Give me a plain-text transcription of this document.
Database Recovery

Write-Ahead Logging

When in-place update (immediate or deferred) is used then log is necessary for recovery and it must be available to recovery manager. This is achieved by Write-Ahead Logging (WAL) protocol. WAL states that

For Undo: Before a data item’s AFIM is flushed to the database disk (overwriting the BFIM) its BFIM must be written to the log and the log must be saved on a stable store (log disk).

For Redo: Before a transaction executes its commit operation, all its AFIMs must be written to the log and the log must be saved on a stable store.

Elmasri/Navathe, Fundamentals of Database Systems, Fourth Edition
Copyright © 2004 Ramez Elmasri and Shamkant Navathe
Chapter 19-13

■ ■ ■

→ Exercise aim:
Every entry must be quoted exactly as it appears above.

→ Solution to this problem:
Give me a plain-text transcription of this document.
Database Recovery

Write-Ahead Logging

When in-place update (immediate or deferred) is used then log is necessary for recovery and it must be available to recovery manager. This is achieved by Write-Ahead Logging (WAL) protocol. WAL states that

For Undo: Before a data item’s AFIM is flushed to the database disk (overwriting the BFIM) its BFIM must be written to the log and the log must be saved on a stable store (log disk).

For Redo: Before a transaction executes its commit operation, all its AFIMs must be written to the log and the log must be saved on a stable store.

Elmasri/Navathe, Fundamentals of Database Systems, Fourth Edition
Copyright © 2004 Ramez Elmasri and Shamkant Navathe
Chapter 19-13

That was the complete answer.